* INSTRUCTION: Locate and copy all lines bearing the word "Terminlänge".
** Begin EXERCISE INPUT **
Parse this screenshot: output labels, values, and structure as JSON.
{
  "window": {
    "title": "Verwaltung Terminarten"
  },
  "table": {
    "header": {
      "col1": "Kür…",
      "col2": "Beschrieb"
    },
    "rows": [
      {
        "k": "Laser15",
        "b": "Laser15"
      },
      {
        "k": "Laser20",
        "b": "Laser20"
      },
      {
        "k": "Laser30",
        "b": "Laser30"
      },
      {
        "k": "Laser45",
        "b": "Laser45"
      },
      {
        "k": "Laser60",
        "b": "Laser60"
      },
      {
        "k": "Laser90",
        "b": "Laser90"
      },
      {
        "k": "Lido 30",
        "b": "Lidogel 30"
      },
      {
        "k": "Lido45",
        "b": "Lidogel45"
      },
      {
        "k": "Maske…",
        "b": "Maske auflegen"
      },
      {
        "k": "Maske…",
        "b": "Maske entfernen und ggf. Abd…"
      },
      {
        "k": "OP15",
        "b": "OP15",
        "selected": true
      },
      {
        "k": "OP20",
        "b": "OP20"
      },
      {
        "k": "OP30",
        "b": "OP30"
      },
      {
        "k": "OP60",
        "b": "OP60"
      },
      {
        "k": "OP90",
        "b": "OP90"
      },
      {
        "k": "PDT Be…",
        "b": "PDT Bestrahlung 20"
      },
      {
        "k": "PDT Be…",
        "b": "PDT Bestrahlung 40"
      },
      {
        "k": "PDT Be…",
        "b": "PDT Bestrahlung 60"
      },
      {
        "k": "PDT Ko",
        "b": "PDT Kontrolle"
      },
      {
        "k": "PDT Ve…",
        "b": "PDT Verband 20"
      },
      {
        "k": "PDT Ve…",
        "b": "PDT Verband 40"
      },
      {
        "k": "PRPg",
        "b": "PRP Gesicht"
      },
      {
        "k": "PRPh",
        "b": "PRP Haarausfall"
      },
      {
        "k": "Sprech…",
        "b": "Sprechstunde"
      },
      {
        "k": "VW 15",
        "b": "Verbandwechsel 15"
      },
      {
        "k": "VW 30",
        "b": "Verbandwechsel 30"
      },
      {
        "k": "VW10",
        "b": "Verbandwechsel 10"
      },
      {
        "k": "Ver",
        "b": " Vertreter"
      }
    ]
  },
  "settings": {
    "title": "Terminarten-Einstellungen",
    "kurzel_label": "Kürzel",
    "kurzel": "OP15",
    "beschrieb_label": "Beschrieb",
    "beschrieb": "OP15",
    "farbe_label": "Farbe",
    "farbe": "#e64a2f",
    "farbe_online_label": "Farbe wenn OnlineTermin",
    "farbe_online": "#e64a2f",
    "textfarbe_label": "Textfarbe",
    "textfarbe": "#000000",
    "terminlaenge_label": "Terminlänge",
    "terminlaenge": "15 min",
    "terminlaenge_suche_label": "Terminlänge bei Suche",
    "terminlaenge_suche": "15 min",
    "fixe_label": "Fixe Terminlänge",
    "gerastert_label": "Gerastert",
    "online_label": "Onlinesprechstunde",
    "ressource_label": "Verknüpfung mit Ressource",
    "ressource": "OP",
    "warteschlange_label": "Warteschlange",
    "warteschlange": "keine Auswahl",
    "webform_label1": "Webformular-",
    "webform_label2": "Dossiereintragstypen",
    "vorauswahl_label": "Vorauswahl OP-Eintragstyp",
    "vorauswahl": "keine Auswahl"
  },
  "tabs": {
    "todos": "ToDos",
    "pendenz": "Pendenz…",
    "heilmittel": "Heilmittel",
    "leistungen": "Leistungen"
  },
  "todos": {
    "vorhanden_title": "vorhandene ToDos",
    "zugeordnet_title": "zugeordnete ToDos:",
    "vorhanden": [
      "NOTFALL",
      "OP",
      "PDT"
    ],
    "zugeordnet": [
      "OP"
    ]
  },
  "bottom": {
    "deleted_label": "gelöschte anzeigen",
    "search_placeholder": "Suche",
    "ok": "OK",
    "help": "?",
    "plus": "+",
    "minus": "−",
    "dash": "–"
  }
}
** End EXERCISE INPUT **
* SOLUTION:
    "terminlaenge_label": "Terminlänge",
    "terminlaenge_suche_label": "Terminlänge bei Suche",
    "fixe_label": "Fixe Terminlänge",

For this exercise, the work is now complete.